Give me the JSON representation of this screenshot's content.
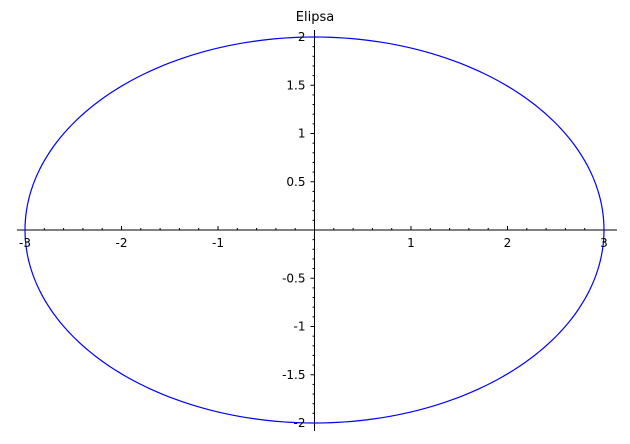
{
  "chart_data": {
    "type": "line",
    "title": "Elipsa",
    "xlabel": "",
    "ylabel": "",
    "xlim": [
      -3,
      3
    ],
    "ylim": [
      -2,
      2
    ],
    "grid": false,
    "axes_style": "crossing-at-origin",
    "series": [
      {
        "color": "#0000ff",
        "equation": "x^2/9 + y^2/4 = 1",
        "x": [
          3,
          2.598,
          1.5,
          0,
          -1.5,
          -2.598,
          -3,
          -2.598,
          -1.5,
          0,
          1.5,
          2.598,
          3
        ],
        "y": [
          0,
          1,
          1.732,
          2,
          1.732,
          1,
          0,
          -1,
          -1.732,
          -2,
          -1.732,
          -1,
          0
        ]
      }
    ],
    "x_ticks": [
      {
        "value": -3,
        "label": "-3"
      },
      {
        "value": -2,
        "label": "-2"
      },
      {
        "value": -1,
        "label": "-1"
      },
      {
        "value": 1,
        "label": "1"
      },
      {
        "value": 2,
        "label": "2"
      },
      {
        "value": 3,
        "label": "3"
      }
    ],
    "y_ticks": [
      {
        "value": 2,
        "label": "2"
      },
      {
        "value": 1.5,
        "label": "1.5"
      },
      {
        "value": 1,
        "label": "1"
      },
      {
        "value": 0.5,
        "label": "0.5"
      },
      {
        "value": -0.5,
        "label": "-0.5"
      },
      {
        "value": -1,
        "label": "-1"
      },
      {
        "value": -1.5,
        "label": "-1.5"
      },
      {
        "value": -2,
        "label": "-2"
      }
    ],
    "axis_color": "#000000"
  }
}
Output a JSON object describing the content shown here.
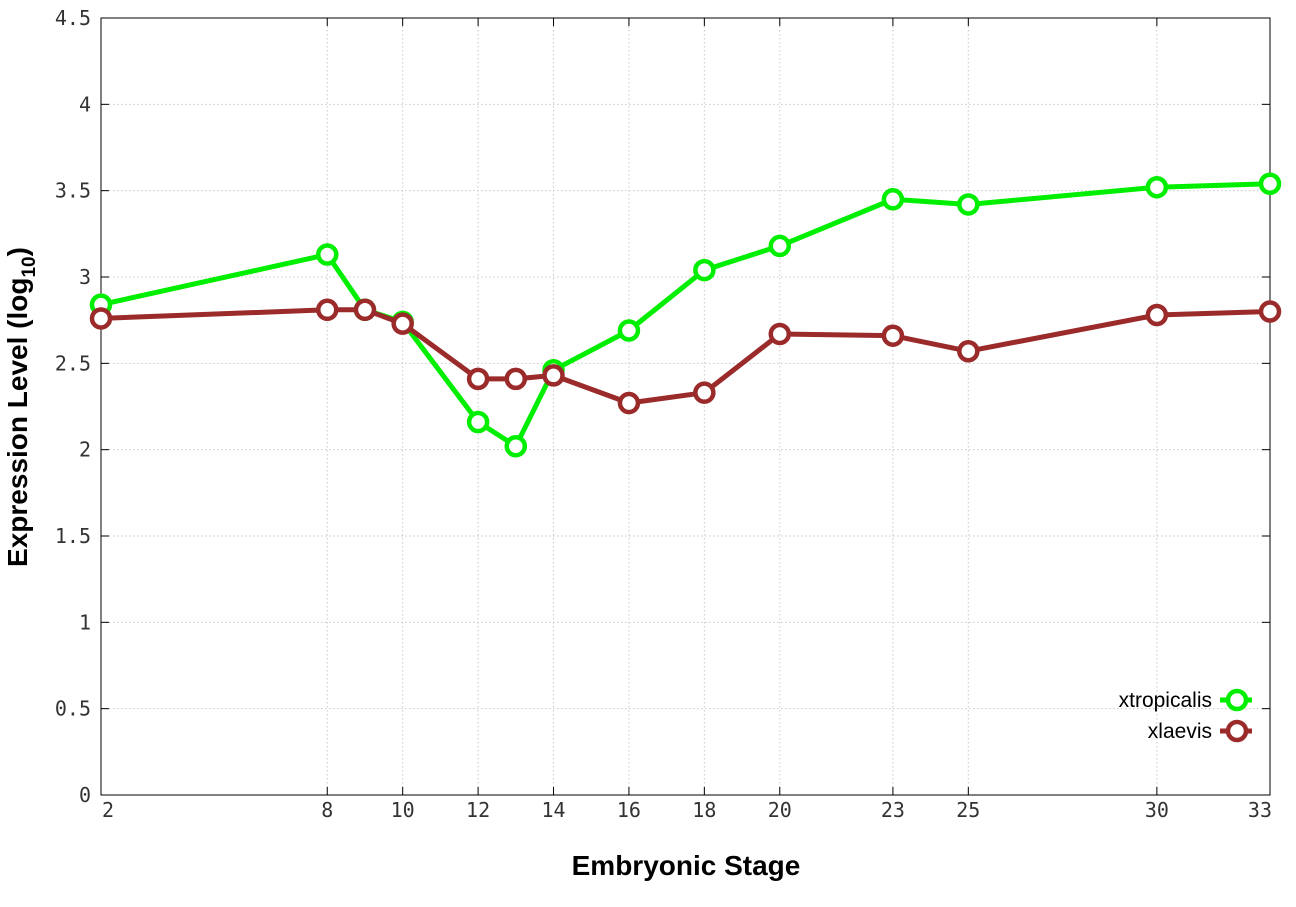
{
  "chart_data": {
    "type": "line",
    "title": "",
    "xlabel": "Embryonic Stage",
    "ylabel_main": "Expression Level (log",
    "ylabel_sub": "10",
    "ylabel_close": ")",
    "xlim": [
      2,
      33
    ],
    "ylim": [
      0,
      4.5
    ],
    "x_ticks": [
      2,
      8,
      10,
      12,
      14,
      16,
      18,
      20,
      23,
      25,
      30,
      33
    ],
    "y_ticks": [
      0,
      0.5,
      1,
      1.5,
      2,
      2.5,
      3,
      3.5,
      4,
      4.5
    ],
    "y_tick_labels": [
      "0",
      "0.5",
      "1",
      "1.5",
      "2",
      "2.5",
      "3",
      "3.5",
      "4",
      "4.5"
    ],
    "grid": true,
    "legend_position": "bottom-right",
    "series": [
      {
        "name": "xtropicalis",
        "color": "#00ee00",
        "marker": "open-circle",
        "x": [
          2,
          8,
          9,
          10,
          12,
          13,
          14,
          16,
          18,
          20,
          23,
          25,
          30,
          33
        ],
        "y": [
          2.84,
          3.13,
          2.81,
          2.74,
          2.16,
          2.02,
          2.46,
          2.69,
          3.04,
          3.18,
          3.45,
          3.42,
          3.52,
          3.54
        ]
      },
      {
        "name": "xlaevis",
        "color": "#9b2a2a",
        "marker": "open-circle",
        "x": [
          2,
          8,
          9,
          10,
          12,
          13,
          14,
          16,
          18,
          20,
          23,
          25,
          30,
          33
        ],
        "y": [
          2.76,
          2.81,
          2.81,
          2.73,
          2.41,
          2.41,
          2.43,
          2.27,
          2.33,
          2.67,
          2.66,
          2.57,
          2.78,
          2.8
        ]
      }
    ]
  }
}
---*---
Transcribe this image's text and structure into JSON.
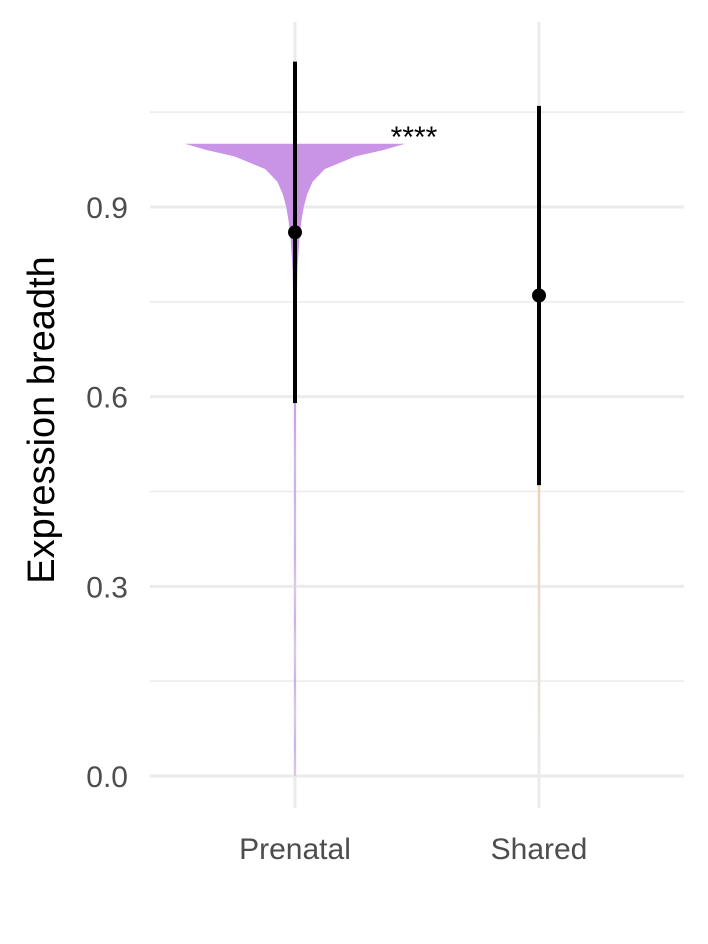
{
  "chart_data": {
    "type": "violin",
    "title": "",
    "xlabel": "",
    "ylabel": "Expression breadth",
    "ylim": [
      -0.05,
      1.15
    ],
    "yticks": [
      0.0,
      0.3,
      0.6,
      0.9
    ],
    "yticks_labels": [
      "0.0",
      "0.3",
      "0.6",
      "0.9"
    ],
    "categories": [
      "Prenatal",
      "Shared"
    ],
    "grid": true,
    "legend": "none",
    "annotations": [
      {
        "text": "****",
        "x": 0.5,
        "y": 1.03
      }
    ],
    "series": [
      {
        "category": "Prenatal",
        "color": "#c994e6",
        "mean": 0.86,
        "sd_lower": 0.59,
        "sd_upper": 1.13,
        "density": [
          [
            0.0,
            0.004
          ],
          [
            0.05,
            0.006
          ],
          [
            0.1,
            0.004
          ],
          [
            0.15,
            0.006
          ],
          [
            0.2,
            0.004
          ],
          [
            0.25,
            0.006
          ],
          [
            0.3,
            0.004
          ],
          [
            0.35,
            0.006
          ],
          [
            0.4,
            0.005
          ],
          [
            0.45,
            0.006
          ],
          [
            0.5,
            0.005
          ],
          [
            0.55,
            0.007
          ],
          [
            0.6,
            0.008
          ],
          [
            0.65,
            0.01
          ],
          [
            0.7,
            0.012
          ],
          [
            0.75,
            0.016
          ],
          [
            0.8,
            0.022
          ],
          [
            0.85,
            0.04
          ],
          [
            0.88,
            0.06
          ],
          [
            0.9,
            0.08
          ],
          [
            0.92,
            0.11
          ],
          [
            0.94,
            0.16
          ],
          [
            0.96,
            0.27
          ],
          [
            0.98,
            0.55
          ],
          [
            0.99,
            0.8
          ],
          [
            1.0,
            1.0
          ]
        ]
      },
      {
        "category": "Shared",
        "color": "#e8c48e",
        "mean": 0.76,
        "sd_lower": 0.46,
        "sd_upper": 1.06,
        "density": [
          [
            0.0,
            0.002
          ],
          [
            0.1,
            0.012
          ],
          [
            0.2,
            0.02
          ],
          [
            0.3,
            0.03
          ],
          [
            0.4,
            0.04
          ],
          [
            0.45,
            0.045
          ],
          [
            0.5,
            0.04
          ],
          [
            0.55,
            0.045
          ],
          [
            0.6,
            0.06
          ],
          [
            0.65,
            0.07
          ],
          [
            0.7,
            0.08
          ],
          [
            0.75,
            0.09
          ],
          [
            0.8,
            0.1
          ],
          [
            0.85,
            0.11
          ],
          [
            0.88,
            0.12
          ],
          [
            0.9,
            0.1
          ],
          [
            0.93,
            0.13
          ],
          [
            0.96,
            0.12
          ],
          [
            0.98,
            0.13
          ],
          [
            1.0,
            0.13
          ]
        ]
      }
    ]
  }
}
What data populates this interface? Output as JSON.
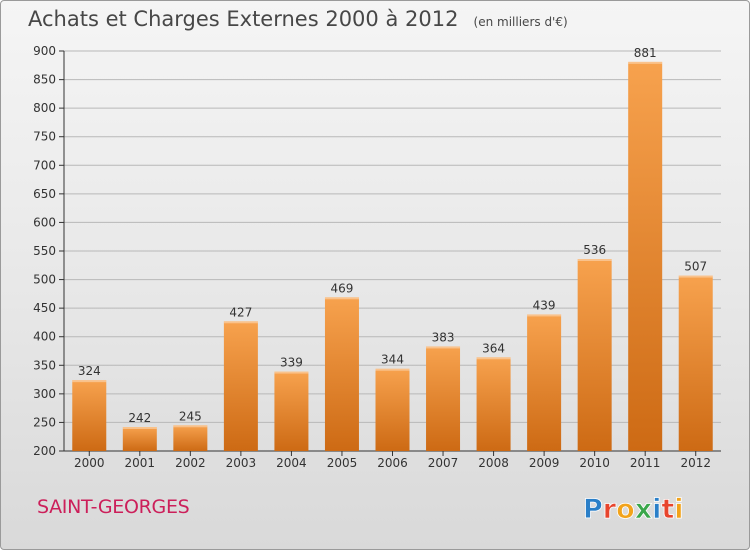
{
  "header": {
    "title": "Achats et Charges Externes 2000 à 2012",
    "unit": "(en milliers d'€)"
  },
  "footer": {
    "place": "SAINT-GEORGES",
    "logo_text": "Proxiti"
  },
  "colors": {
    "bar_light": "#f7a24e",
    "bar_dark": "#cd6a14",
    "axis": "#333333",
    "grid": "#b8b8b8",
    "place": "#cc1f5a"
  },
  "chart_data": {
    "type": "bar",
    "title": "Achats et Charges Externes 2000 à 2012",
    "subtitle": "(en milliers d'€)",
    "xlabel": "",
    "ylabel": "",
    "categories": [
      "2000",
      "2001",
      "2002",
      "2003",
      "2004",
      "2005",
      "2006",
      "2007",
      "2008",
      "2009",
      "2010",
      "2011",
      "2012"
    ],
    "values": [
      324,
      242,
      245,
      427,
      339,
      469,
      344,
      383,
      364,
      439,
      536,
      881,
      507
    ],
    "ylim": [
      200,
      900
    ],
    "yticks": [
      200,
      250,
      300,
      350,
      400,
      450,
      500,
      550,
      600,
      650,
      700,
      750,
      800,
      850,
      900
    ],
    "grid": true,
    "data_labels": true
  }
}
---*---
_PROBLEM TO SOLVE_
Which lines above hold the word "type"? Copy each of them.

_ANSWER TO THIS PROBLEM_
    "type": "line",
    "type": "line",
    "type": "violin",
    "type": "bar",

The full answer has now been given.